## start Recorded information

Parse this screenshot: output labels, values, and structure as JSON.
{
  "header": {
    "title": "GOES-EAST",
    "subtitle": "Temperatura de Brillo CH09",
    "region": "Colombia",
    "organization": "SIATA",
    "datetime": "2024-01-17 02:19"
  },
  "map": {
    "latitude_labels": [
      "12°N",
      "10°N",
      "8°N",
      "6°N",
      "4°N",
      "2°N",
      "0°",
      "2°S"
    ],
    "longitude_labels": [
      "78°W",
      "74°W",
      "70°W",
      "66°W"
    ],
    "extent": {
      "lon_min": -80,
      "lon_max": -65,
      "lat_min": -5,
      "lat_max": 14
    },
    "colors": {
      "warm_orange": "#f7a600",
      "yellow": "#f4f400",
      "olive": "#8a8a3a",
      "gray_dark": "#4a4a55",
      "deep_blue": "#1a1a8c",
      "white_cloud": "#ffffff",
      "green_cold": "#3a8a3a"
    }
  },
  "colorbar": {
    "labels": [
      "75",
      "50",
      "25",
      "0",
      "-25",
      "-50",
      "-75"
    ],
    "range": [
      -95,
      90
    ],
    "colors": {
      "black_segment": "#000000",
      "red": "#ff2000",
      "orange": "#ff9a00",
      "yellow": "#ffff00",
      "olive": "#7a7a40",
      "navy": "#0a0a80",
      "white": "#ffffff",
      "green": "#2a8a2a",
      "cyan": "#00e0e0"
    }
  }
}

## end Recorded information
## start Recorded information

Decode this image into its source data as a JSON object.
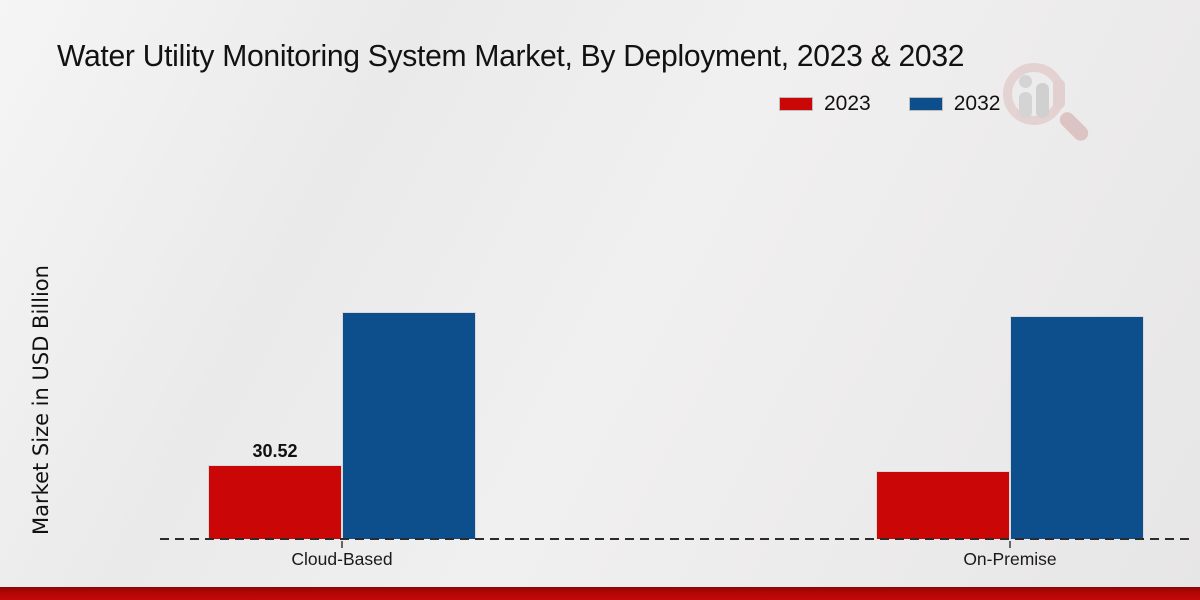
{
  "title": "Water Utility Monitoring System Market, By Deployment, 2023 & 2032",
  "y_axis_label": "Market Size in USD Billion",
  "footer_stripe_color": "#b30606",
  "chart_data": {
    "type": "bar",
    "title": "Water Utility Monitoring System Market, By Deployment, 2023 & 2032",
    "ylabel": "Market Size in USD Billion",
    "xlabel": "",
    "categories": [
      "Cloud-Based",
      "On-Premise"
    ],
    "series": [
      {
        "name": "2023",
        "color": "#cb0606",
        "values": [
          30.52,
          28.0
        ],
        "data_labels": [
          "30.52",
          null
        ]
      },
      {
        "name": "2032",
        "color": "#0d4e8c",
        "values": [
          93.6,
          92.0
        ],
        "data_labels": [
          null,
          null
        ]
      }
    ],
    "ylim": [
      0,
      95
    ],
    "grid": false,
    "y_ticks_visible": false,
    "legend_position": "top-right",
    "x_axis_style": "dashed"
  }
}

## end Recorded information

- _Given exercise_: Look through the material and copy each line that has "JSON".

- _Exercise solution_:
Parse this screenshot: output labels, values, and structure as JSON.
Decode this image into its source data as a JSON object.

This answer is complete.